- _STORED ROWS_:
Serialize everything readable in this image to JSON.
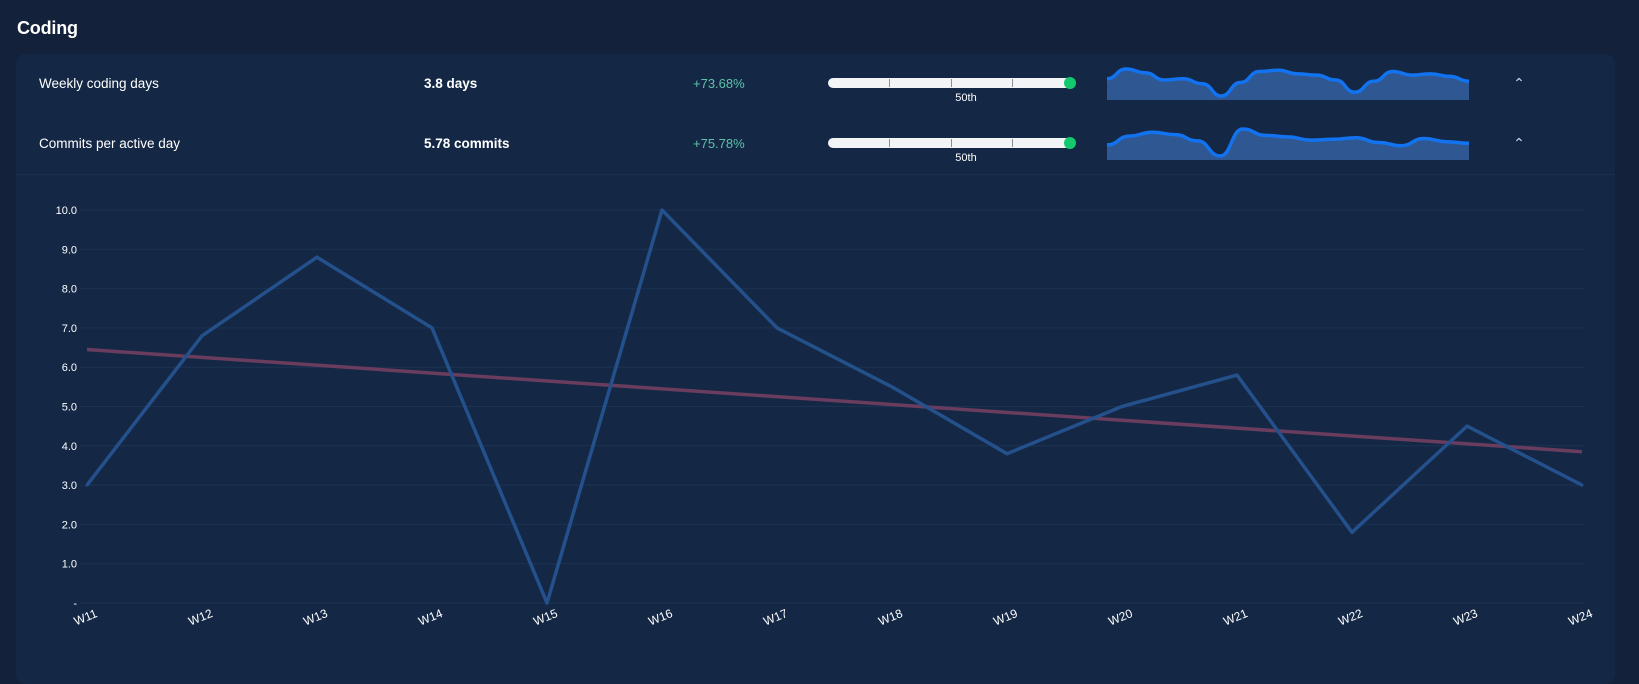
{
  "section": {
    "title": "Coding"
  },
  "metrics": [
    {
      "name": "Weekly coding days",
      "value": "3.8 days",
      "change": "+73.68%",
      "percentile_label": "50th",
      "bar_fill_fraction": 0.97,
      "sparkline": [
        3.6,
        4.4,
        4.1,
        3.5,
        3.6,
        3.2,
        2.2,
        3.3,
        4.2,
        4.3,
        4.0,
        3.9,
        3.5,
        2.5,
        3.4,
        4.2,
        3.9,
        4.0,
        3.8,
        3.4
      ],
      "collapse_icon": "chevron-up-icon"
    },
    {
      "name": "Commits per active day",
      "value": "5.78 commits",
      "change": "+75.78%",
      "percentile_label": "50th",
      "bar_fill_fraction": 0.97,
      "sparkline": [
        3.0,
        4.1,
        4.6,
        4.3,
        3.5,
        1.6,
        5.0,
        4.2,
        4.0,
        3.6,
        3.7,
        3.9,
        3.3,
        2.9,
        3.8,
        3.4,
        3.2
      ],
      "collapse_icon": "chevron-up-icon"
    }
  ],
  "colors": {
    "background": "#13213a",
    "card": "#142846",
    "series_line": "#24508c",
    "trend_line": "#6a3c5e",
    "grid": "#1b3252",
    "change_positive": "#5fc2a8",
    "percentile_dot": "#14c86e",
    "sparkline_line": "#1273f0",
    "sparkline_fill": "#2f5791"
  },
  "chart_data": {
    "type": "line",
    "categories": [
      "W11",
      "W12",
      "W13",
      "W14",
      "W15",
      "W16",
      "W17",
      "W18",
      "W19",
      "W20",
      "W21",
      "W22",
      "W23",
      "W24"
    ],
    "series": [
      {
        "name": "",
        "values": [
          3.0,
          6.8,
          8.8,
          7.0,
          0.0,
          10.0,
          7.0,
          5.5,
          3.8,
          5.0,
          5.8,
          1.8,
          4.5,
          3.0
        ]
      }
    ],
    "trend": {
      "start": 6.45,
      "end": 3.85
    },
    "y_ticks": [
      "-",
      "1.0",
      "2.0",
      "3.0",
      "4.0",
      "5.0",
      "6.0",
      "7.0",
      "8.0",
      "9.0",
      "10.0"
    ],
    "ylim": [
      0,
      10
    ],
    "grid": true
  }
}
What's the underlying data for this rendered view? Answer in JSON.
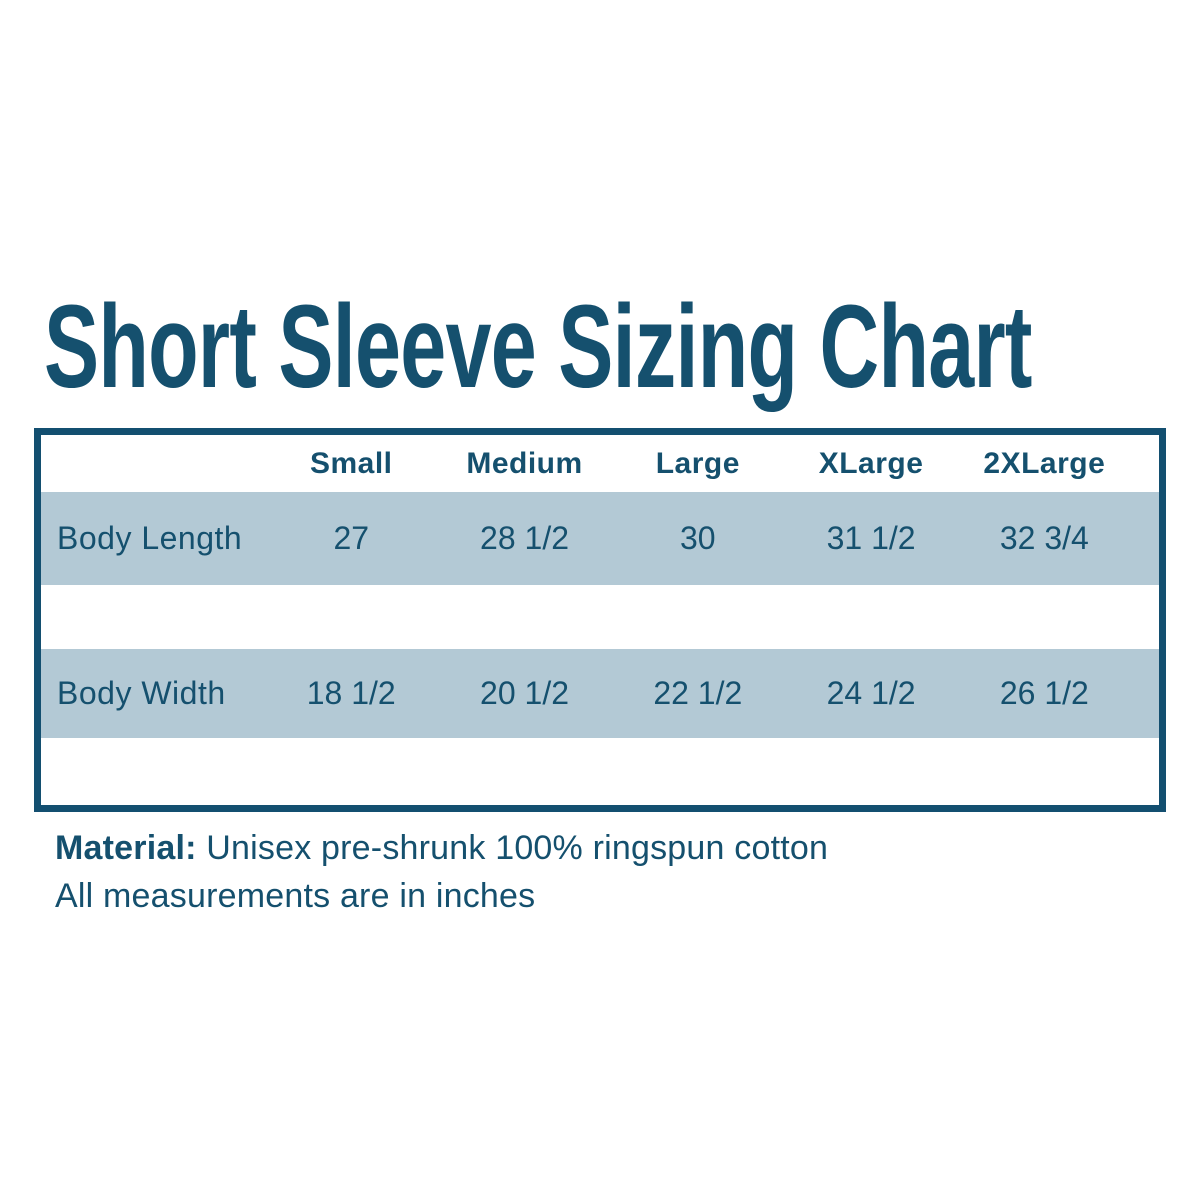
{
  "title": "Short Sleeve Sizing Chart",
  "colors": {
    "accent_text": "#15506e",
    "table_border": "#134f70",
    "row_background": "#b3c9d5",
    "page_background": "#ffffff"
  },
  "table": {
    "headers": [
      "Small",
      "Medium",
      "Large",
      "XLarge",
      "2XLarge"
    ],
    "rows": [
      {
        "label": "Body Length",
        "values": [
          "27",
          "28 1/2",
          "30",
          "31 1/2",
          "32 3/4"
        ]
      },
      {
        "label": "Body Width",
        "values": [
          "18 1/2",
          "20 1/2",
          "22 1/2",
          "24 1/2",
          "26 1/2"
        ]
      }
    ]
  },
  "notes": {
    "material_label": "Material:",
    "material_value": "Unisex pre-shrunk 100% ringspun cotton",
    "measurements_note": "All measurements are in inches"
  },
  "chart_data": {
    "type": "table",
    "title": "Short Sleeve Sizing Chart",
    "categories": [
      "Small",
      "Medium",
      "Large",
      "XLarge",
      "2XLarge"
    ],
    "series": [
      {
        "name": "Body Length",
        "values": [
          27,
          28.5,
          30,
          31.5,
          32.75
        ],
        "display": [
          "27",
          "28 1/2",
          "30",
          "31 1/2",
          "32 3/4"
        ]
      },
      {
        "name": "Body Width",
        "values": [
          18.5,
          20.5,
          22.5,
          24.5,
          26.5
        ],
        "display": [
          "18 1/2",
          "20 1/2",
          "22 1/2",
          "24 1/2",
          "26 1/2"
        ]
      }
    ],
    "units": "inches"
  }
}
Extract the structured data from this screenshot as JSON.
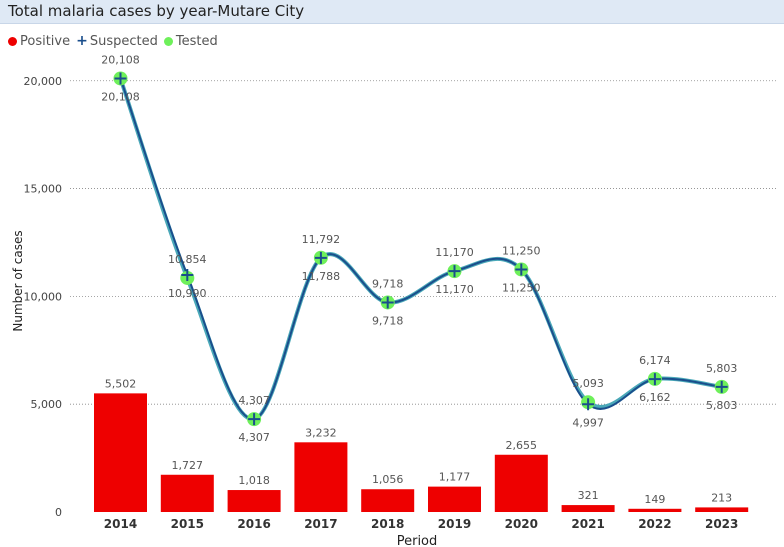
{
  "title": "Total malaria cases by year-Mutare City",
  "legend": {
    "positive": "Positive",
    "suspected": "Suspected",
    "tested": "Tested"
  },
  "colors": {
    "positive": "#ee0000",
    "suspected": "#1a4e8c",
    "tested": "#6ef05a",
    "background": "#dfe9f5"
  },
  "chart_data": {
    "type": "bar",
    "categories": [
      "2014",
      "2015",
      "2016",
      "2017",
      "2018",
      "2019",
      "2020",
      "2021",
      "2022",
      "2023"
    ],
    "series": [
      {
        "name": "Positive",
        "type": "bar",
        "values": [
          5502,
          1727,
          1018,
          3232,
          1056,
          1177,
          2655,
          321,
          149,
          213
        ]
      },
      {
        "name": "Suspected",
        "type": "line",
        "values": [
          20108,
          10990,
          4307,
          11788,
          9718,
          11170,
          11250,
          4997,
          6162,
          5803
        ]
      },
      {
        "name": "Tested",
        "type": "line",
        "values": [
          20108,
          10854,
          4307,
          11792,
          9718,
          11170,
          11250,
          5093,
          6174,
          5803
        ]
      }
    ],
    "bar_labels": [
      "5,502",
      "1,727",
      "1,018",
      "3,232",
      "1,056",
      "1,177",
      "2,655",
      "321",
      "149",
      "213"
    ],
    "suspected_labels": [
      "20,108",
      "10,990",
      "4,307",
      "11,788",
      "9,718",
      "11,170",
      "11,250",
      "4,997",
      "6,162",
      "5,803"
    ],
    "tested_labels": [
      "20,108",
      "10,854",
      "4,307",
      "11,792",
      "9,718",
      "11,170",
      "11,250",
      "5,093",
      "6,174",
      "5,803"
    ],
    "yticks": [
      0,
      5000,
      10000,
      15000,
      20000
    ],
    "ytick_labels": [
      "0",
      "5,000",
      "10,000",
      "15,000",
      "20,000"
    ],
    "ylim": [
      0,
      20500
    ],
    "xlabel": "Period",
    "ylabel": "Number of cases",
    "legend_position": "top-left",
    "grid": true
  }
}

- _GOAL_:
Copy each line that holds the word "this".

- _CORRECT ANSWER_:
Serialize everything readable in this image to JSON.
What's the underlying data for this rendered view? Answer in JSON.
Extract the structured data from this screenshot as JSON.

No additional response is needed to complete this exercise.